# TASK REQUIREMENTS:
Wherever "name" appears in a line, list that line.

# DATA FOR PROCESSING:

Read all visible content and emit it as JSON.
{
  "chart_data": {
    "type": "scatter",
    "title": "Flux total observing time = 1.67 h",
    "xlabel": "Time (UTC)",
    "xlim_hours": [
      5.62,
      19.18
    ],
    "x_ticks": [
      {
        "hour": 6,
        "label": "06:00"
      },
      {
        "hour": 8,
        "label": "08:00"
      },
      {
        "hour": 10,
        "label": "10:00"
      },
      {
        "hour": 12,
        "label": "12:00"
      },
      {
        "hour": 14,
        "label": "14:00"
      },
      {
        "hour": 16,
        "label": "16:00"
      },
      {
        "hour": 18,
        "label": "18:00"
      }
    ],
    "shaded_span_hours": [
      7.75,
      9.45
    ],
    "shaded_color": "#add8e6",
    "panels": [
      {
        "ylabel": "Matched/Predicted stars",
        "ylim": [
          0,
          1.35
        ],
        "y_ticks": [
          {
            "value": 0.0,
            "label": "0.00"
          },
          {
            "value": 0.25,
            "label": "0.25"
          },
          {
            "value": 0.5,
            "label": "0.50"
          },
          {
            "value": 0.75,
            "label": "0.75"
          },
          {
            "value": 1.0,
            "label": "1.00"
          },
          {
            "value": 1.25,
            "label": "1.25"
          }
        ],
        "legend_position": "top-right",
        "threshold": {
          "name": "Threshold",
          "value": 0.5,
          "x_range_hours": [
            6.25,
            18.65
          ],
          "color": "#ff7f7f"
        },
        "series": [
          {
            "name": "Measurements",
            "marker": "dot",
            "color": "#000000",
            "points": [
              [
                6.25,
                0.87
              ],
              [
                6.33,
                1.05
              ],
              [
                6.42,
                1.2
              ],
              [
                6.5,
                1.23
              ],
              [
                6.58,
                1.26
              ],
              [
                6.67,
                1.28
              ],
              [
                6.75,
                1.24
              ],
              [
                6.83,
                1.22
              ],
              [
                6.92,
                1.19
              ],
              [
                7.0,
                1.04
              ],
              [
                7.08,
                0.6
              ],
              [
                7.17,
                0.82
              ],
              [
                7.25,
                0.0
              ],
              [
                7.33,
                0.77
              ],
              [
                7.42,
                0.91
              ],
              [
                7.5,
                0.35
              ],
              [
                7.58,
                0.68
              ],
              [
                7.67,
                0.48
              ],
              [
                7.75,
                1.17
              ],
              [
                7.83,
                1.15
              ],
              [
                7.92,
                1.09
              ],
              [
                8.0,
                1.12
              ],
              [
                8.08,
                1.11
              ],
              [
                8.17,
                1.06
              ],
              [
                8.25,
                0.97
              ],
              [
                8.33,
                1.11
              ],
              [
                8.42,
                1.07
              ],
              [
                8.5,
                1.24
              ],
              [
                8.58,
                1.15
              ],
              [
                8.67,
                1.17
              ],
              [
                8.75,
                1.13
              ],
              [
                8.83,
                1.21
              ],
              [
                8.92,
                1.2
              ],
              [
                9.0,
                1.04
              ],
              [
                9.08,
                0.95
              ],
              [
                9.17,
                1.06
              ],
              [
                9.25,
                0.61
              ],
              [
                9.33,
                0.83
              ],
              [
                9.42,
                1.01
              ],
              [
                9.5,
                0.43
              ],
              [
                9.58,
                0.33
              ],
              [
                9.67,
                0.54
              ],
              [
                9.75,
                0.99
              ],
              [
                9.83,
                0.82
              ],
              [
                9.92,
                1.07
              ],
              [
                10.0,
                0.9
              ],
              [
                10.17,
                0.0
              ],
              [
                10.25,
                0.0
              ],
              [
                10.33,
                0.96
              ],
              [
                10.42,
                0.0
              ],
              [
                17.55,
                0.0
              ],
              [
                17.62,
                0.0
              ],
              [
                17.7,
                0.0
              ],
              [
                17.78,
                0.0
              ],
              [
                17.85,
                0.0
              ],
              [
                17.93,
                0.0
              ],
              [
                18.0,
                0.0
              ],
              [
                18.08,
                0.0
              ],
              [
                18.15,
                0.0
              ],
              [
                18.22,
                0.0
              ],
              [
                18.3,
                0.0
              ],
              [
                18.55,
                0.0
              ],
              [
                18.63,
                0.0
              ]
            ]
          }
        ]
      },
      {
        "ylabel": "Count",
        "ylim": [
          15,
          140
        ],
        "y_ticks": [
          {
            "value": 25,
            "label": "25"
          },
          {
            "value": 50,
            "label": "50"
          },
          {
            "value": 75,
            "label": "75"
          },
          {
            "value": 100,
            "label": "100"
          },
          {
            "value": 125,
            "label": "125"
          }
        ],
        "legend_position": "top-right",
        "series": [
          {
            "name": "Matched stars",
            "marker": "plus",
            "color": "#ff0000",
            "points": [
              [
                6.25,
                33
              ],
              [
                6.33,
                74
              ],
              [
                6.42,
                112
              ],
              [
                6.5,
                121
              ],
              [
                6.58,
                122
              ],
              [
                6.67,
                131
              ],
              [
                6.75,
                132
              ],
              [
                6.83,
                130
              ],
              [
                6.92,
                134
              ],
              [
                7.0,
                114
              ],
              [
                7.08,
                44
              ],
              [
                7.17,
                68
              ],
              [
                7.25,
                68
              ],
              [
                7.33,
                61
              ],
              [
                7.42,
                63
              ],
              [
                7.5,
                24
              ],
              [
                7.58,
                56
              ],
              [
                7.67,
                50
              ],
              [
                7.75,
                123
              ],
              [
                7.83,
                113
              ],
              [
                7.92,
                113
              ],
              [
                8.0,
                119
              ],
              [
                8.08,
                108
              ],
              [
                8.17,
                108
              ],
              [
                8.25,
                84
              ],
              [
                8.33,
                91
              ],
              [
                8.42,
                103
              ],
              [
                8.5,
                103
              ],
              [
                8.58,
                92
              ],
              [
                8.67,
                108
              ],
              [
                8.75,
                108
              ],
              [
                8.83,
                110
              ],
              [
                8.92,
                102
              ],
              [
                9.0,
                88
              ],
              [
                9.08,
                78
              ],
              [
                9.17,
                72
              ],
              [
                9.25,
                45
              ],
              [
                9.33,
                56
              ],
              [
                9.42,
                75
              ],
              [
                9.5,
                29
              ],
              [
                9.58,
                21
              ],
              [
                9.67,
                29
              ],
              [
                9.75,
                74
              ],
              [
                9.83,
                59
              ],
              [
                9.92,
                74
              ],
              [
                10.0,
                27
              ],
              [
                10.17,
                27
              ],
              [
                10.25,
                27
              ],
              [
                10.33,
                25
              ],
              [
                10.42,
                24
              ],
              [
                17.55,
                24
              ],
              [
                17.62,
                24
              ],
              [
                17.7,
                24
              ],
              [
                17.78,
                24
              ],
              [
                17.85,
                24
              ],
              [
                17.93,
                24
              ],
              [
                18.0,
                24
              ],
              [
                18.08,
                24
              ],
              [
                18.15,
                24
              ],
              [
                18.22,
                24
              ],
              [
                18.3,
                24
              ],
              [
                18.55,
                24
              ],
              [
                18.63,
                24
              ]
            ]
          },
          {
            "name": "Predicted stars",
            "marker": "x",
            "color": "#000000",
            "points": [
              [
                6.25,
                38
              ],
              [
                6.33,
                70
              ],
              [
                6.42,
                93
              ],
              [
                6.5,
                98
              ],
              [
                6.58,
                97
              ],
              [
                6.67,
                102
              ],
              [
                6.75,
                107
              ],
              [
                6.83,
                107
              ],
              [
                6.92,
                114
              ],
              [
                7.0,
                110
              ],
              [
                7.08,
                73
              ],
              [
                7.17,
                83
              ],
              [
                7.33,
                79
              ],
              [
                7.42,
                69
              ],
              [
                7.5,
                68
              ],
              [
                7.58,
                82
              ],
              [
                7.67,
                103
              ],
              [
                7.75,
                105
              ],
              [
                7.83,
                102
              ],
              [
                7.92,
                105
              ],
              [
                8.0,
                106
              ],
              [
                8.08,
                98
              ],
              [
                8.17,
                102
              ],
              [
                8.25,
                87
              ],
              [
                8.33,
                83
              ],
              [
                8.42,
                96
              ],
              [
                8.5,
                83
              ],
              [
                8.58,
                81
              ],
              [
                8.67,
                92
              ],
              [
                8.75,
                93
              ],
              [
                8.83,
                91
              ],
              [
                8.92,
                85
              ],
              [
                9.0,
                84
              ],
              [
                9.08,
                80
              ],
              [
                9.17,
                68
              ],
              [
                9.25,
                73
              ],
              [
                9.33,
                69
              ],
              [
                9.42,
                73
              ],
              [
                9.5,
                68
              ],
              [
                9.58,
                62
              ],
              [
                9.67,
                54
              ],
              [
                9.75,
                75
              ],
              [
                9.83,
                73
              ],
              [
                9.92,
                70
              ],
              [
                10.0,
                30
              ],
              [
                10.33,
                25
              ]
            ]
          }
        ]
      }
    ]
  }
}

# OUTPUT FOR THIS EXERCISE:
          "name": "Threshold",
            "name": "Measurements",
            "name": "Matched stars",
            "name": "Predicted stars",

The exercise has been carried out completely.